**What is asked**
Copy out each line below exactly as it appears.

**Provided records**
━━━━━━━━━━━━━━━━━━━━

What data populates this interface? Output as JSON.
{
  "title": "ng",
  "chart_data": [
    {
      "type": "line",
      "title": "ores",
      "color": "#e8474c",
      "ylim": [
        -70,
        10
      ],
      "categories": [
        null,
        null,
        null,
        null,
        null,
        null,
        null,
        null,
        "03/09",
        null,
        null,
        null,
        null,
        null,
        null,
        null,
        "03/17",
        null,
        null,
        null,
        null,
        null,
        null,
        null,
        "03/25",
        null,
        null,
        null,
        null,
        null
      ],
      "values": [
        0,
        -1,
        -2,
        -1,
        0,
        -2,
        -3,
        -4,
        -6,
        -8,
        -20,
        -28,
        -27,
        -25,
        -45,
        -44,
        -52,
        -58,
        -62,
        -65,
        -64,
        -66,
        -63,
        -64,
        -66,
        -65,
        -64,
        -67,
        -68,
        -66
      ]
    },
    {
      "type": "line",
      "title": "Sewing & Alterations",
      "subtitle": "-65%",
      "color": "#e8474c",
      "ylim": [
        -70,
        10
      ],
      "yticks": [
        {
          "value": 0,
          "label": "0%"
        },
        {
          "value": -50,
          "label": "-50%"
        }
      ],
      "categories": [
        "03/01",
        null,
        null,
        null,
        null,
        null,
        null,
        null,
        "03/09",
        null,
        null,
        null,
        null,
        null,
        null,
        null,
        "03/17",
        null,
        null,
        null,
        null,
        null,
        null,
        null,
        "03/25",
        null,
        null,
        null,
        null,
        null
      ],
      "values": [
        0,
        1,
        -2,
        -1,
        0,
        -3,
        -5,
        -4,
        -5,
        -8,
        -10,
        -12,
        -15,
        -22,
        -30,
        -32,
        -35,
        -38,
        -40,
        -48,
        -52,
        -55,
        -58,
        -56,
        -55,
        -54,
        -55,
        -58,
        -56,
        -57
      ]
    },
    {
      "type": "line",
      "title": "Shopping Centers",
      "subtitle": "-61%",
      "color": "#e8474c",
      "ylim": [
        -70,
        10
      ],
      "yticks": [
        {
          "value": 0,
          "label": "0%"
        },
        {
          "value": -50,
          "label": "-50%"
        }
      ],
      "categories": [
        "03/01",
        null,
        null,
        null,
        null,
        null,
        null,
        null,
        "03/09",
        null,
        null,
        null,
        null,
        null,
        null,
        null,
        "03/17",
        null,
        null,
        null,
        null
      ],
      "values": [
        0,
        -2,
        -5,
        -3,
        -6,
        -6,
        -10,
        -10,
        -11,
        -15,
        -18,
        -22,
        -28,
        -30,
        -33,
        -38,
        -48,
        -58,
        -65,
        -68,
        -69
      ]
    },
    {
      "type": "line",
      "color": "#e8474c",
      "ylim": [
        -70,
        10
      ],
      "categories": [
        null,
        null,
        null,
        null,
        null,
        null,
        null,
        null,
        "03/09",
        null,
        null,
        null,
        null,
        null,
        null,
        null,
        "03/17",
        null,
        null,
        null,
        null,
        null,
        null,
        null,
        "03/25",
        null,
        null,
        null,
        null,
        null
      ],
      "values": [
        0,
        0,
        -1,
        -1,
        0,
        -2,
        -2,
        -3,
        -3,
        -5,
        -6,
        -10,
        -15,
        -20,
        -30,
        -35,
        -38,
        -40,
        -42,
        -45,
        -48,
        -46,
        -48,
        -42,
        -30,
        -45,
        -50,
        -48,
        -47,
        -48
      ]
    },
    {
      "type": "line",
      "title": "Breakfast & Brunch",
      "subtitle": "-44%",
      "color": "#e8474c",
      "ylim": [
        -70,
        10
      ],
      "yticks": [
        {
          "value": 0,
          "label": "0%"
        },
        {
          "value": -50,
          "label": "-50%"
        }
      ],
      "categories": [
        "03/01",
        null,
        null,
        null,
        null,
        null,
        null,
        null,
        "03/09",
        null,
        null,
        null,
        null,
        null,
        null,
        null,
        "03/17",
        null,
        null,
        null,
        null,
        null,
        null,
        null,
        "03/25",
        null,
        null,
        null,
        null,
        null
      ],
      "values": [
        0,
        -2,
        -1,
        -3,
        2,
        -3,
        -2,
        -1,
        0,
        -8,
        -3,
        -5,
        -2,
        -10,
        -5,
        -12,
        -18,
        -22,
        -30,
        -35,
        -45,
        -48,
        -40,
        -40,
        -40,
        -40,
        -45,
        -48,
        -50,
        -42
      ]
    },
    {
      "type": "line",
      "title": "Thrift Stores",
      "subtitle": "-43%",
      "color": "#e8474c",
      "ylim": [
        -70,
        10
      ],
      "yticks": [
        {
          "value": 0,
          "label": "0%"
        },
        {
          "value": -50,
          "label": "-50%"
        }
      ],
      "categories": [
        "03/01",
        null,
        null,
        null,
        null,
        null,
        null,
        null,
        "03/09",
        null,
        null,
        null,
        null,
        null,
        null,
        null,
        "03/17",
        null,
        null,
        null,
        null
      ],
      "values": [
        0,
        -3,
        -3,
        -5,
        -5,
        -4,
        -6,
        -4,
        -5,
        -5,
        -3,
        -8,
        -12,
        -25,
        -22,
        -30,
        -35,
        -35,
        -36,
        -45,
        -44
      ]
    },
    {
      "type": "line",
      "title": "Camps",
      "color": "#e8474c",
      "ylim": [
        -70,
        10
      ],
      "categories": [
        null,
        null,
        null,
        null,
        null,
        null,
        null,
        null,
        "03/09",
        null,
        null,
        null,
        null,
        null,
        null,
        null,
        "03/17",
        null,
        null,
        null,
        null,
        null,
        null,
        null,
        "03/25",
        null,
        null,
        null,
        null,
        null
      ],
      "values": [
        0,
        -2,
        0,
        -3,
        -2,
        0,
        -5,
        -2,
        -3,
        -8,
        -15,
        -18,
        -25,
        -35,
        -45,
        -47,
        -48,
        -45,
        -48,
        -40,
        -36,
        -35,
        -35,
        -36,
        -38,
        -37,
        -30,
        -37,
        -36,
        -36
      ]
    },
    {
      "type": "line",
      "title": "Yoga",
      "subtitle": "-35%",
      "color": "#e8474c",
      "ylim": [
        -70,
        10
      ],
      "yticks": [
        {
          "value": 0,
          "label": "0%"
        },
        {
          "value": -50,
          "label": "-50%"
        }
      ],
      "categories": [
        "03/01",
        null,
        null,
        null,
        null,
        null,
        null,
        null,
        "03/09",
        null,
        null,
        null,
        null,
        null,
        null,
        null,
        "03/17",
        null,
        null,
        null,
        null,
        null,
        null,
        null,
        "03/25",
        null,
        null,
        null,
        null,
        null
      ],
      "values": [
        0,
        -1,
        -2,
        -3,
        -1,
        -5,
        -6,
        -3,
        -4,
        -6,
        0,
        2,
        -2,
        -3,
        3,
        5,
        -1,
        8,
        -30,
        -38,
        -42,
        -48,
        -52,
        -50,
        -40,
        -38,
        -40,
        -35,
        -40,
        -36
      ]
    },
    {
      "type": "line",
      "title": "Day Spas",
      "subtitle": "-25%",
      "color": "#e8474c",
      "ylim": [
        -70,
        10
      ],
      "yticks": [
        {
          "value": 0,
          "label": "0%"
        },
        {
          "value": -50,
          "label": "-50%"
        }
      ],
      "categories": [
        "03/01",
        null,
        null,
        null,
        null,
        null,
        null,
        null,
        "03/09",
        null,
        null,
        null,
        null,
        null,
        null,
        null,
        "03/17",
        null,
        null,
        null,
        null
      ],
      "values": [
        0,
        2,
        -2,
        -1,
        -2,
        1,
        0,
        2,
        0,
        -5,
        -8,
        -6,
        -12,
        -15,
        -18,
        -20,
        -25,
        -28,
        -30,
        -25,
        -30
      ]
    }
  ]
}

━━━━━━━━━━━━━━━━━━━━

**The output**
What data populates this interface? Output as JSON.
{
  "title": "ng",
  "chart_data": [
    {
      "type": "line",
      "title": "ores",
      "color": "#e8474c",
      "ylim": [
        -70,
        10
      ],
      "categories": [
        null,
        null,
        null,
        null,
        null,
        null,
        null,
        null,
        "03/09",
        null,
        null,
        null,
        null,
        null,
        null,
        null,
        "03/17",
        null,
        null,
        null,
        null,
        null,
        null,
        null,
        "03/25",
        null,
        null,
        null,
        null,
        null
      ],
      "values": [
        0,
        -1,
        -2,
        -1,
        0,
        -2,
        -3,
        -4,
        -6,
        -8,
        -20,
        -28,
        -27,
        -25,
        -45,
        -44,
        -52,
        -58,
        -62,
        -65,
        -64,
        -66,
        -63,
        -64,
        -66,
        -65,
        -64,
        -67,
        -68,
        -66
      ]
    },
    {
      "type": "line",
      "title": "Sewing & Alterations",
      "subtitle": "-65%",
      "color": "#e8474c",
      "ylim": [
        -70,
        10
      ],
      "yticks": [
        {
          "value": 0,
          "label": "0%"
        },
        {
          "value": -50,
          "label": "-50%"
        }
      ],
      "categories": [
        "03/01",
        null,
        null,
        null,
        null,
        null,
        null,
        null,
        "03/09",
        null,
        null,
        null,
        null,
        null,
        null,
        null,
        "03/17",
        null,
        null,
        null,
        null,
        null,
        null,
        null,
        "03/25",
        null,
        null,
        null,
        null,
        null
      ],
      "values": [
        0,
        1,
        -2,
        -1,
        0,
        -3,
        -5,
        -4,
        -5,
        -8,
        -10,
        -12,
        -15,
        -22,
        -30,
        -32,
        -35,
        -38,
        -40,
        -48,
        -52,
        -55,
        -58,
        -56,
        -55,
        -54,
        -55,
        -58,
        -56,
        -57
      ]
    },
    {
      "type": "line",
      "title": "Shopping Centers",
      "subtitle": "-61%",
      "color": "#e8474c",
      "ylim": [
        -70,
        10
      ],
      "yticks": [
        {
          "value": 0,
          "label": "0%"
        },
        {
          "value": -50,
          "label": "-50%"
        }
      ],
      "categories": [
        "03/01",
        null,
        null,
        null,
        null,
        null,
        null,
        null,
        "03/09",
        null,
        null,
        null,
        null,
        null,
        null,
        null,
        "03/17",
        null,
        null,
        null,
        null
      ],
      "values": [
        0,
        -2,
        -5,
        -3,
        -6,
        -6,
        -10,
        -10,
        -11,
        -15,
        -18,
        -22,
        -28,
        -30,
        -33,
        -38,
        -48,
        -58,
        -65,
        -68,
        -69
      ]
    },
    {
      "type": "line",
      "color": "#e8474c",
      "ylim": [
        -70,
        10
      ],
      "categories": [
        null,
        null,
        null,
        null,
        null,
        null,
        null,
        null,
        "03/09",
        null,
        null,
        null,
        null,
        null,
        null,
        null,
        "03/17",
        null,
        null,
        null,
        null,
        null,
        null,
        null,
        "03/25",
        null,
        null,
        null,
        null,
        null
      ],
      "values": [
        0,
        0,
        -1,
        -1,
        0,
        -2,
        -2,
        -3,
        -3,
        -5,
        -6,
        -10,
        -15,
        -20,
        -30,
        -35,
        -38,
        -40,
        -42,
        -45,
        -48,
        -46,
        -48,
        -42,
        -30,
        -45,
        -50,
        -48,
        -47,
        -48
      ]
    },
    {
      "type": "line",
      "title": "Breakfast & Brunch",
      "subtitle": "-44%",
      "color": "#e8474c",
      "ylim": [
        -70,
        10
      ],
      "yticks": [
        {
          "value": 0,
          "label": "0%"
        },
        {
          "value": -50,
          "label": "-50%"
        }
      ],
      "categories": [
        "03/01",
        null,
        null,
        null,
        null,
        null,
        null,
        null,
        "03/09",
        null,
        null,
        null,
        null,
        null,
        null,
        null,
        "03/17",
        null,
        null,
        null,
        null,
        null,
        null,
        null,
        "03/25",
        null,
        null,
        null,
        null,
        null
      ],
      "values": [
        0,
        -2,
        -1,
        -3,
        2,
        -3,
        -2,
        -1,
        0,
        -8,
        -3,
        -5,
        -2,
        -10,
        -5,
        -12,
        -18,
        -22,
        -30,
        -35,
        -45,
        -48,
        -40,
        -40,
        -40,
        -40,
        -45,
        -48,
        -50,
        -42
      ]
    },
    {
      "type": "line",
      "title": "Thrift Stores",
      "subtitle": "-43%",
      "color": "#e8474c",
      "ylim": [
        -70,
        10
      ],
      "yticks": [
        {
          "value": 0,
          "label": "0%"
        },
        {
          "value": -50,
          "label": "-50%"
        }
      ],
      "categories": [
        "03/01",
        null,
        null,
        null,
        null,
        null,
        null,
        null,
        "03/09",
        null,
        null,
        null,
        null,
        null,
        null,
        null,
        "03/17",
        null,
        null,
        null,
        null
      ],
      "values": [
        0,
        -3,
        -3,
        -5,
        -5,
        -4,
        -6,
        -4,
        -5,
        -5,
        -3,
        -8,
        -12,
        -25,
        -22,
        -30,
        -35,
        -35,
        -36,
        -45,
        -44
      ]
    },
    {
      "type": "line",
      "title": "Camps",
      "color": "#e8474c",
      "ylim": [
        -70,
        10
      ],
      "categories": [
        null,
        null,
        null,
        null,
        null,
        null,
        null,
        null,
        "03/09",
        null,
        null,
        null,
        null,
        null,
        null,
        null,
        "03/17",
        null,
        null,
        null,
        null,
        null,
        null,
        null,
        "03/25",
        null,
        null,
        null,
        null,
        null
      ],
      "values": [
        0,
        -2,
        0,
        -3,
        -2,
        0,
        -5,
        -2,
        -3,
        -8,
        -15,
        -18,
        -25,
        -35,
        -45,
        -47,
        -48,
        -45,
        -48,
        -40,
        -36,
        -35,
        -35,
        -36,
        -38,
        -37,
        -30,
        -37,
        -36,
        -36
      ]
    },
    {
      "type": "line",
      "title": "Yoga",
      "subtitle": "-35%",
      "color": "#e8474c",
      "ylim": [
        -70,
        10
      ],
      "yticks": [
        {
          "value": 0,
          "label": "0%"
        },
        {
          "value": -50,
          "label": "-50%"
        }
      ],
      "categories": [
        "03/01",
        null,
        null,
        null,
        null,
        null,
        null,
        null,
        "03/09",
        null,
        null,
        null,
        null,
        null,
        null,
        null,
        "03/17",
        null,
        null,
        null,
        null,
        null,
        null,
        null,
        "03/25",
        null,
        null,
        null,
        null,
        null
      ],
      "values": [
        0,
        -1,
        -2,
        -3,
        -1,
        -5,
        -6,
        -3,
        -4,
        -6,
        0,
        2,
        -2,
        -3,
        3,
        5,
        -1,
        8,
        -30,
        -38,
        -42,
        -48,
        -52,
        -50,
        -40,
        -38,
        -40,
        -35,
        -40,
        -36
      ]
    },
    {
      "type": "line",
      "title": "Day Spas",
      "subtitle": "-25%",
      "color": "#e8474c",
      "ylim": [
        -70,
        10
      ],
      "yticks": [
        {
          "value": 0,
          "label": "0%"
        },
        {
          "value": -50,
          "label": "-50%"
        }
      ],
      "categories": [
        "03/01",
        null,
        null,
        null,
        null,
        null,
        null,
        null,
        "03/09",
        null,
        null,
        null,
        null,
        null,
        null,
        null,
        "03/17",
        null,
        null,
        null,
        null
      ],
      "values": [
        0,
        2,
        -2,
        -1,
        -2,
        1,
        0,
        2,
        0,
        -5,
        -8,
        -6,
        -12,
        -15,
        -18,
        -20,
        -25,
        -28,
        -30,
        -25,
        -30
      ]
    }
  ]
}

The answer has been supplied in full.